▶ **Set exercise**:
For the data below, report only the number of lines containing the string "xlabel".

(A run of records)
★ ★ ★ ★ ★ ★ ★

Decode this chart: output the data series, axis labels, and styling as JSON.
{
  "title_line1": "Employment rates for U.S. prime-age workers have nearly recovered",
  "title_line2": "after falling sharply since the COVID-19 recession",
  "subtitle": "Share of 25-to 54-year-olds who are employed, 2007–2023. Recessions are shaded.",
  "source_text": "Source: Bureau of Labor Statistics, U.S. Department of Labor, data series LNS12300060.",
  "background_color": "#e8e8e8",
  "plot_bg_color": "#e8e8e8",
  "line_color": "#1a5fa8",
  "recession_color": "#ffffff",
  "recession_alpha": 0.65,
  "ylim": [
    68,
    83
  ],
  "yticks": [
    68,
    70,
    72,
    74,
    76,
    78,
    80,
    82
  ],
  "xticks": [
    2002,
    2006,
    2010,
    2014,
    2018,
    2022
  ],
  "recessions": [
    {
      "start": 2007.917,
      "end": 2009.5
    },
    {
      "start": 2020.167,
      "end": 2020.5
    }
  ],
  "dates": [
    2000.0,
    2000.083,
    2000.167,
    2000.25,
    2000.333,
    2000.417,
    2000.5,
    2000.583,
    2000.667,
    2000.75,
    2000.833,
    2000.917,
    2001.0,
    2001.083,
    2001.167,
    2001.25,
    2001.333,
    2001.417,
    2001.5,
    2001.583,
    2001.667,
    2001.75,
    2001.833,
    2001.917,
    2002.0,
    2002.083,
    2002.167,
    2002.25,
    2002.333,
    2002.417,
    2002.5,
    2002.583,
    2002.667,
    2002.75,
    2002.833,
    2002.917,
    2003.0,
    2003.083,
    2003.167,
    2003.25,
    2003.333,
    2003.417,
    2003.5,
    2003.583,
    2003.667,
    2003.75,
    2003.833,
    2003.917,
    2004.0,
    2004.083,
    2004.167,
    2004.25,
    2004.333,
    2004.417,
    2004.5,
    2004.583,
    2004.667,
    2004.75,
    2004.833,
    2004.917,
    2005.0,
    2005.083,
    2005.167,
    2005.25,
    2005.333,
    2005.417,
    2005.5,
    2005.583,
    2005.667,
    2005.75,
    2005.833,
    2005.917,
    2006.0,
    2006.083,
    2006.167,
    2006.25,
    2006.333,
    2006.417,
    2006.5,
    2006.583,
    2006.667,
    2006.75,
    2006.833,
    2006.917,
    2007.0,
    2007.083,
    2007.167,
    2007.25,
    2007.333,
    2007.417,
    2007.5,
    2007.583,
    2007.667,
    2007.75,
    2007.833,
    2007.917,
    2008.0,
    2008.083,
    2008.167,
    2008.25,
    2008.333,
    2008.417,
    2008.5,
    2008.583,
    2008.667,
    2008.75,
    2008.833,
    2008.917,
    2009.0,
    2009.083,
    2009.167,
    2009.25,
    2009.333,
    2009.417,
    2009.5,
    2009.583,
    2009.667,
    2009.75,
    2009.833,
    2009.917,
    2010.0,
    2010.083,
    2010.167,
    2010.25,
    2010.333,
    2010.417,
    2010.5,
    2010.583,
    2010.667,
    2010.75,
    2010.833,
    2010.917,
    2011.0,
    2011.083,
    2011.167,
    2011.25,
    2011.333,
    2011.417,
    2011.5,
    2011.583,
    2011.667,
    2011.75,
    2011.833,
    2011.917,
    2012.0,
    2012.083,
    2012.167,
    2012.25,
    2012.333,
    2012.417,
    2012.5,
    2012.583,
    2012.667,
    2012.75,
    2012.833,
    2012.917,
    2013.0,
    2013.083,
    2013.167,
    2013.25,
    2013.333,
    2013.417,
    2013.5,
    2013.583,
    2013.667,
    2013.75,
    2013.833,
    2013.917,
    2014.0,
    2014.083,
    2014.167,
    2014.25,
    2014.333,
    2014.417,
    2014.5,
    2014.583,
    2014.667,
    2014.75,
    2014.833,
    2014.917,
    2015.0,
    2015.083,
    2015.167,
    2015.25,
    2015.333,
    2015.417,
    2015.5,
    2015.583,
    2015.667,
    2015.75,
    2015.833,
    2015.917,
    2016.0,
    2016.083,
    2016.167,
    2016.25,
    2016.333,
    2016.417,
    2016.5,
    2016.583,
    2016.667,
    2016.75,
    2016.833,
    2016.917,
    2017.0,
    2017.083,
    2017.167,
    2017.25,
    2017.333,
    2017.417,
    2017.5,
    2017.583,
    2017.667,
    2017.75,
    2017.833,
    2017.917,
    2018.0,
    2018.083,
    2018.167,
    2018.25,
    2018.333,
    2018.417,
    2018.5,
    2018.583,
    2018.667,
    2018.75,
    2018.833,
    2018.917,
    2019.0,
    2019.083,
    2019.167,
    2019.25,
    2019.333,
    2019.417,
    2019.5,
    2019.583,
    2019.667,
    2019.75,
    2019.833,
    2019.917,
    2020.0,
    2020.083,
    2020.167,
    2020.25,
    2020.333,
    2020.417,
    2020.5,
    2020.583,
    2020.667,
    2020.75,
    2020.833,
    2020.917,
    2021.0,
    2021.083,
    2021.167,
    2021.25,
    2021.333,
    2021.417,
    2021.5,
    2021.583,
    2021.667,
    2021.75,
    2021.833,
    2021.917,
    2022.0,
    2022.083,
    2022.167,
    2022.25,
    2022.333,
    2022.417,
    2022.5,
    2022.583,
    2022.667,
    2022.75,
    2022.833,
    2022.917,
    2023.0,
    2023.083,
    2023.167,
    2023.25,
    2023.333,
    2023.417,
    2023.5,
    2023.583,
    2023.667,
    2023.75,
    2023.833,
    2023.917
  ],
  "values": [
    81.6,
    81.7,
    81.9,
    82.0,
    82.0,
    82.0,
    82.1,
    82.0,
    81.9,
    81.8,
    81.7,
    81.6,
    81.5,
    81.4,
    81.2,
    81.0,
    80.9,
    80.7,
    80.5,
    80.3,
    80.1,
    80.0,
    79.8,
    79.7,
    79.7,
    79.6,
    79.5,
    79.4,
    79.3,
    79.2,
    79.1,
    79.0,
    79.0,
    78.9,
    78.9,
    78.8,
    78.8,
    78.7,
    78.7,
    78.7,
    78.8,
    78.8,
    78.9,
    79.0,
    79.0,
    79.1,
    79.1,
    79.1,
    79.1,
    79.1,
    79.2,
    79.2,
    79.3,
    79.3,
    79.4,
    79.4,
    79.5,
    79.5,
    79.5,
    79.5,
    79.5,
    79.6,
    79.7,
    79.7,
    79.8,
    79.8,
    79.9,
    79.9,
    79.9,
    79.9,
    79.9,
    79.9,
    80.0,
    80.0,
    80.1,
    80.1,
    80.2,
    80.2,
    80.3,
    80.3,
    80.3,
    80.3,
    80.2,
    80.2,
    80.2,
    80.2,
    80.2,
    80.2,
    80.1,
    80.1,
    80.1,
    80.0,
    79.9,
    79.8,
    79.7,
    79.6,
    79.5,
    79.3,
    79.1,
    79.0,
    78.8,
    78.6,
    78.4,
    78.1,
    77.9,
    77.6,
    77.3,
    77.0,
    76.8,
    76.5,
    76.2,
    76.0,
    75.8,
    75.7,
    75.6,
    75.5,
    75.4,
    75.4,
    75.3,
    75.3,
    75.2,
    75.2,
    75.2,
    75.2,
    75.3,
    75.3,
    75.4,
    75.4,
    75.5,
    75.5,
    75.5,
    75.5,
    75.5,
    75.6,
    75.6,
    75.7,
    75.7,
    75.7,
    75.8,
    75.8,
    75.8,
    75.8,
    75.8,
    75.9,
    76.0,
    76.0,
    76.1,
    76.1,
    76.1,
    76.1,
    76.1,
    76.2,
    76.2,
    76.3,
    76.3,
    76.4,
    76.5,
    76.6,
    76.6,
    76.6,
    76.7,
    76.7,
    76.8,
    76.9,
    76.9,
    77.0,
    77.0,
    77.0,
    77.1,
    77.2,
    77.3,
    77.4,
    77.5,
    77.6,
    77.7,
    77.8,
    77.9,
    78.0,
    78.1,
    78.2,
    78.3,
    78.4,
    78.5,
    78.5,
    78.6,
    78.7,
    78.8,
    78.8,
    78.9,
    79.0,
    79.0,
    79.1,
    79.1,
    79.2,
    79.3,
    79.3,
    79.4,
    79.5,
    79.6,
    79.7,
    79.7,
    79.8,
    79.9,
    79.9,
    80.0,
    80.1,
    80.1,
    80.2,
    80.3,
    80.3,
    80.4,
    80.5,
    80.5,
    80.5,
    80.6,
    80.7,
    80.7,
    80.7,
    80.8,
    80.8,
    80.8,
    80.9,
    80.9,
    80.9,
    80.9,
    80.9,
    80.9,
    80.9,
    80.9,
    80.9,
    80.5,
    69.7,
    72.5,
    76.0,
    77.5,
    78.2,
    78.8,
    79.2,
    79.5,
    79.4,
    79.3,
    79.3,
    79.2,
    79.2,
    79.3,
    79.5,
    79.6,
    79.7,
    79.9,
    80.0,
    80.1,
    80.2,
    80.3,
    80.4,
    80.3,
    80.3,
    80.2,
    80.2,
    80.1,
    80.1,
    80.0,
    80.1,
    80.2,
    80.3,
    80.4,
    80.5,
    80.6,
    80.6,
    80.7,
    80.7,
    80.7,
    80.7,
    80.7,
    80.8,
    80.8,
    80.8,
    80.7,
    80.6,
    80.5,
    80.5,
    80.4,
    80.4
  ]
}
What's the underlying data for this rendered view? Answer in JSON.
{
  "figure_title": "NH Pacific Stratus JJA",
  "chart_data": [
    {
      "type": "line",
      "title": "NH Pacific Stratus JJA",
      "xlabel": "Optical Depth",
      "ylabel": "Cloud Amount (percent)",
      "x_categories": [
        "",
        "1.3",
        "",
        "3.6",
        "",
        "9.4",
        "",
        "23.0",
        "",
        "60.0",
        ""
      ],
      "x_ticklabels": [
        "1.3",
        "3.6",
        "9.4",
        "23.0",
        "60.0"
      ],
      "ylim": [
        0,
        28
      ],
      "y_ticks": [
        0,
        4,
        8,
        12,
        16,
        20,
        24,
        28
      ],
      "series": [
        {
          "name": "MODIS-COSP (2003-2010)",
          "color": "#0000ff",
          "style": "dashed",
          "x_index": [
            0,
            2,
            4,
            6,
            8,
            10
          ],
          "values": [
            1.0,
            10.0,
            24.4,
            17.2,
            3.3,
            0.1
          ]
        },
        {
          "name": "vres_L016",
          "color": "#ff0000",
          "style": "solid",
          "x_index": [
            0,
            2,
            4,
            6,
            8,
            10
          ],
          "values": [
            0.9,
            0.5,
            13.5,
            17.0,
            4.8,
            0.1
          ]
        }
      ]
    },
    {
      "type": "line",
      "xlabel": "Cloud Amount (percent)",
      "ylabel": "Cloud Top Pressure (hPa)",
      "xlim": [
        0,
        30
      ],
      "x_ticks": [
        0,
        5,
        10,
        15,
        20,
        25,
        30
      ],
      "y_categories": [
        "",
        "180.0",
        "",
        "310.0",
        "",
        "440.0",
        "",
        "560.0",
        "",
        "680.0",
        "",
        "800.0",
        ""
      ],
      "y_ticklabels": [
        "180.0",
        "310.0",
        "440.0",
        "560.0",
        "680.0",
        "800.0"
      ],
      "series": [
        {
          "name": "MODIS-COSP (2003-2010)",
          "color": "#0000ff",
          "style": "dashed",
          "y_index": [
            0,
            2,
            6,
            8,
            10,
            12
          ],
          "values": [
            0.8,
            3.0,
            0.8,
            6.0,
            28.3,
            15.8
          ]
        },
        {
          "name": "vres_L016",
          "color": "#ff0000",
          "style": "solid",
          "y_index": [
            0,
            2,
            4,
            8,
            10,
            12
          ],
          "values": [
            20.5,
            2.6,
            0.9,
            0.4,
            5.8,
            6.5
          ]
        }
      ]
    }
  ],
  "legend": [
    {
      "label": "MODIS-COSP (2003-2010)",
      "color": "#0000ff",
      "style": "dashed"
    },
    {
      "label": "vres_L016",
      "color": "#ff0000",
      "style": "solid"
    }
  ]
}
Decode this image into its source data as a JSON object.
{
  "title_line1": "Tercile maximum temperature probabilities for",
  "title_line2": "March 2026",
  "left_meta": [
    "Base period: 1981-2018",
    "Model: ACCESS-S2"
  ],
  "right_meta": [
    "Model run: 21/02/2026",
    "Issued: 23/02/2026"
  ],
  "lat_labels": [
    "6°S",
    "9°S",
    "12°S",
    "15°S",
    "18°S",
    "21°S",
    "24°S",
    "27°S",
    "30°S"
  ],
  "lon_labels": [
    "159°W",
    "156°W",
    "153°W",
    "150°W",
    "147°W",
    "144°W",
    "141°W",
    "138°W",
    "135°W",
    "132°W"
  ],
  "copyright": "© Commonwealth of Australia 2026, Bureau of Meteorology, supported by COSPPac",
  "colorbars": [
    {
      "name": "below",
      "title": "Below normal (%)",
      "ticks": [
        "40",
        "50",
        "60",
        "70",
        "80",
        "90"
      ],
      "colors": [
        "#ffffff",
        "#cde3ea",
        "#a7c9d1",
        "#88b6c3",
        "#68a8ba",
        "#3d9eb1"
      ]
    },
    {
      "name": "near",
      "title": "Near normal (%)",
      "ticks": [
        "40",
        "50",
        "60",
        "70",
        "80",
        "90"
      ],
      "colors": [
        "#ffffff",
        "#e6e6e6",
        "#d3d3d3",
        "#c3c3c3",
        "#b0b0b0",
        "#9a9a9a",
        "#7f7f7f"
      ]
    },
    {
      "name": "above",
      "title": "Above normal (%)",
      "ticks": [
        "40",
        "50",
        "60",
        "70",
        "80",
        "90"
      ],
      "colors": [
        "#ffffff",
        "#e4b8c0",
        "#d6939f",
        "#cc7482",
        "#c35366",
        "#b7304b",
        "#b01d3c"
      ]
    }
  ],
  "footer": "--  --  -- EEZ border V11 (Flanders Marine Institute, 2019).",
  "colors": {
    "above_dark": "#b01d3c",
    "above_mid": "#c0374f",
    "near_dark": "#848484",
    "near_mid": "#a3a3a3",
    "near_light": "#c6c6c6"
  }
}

★ ★ ★ ★ ★ ★ ★

▶ **Exercise output**:
2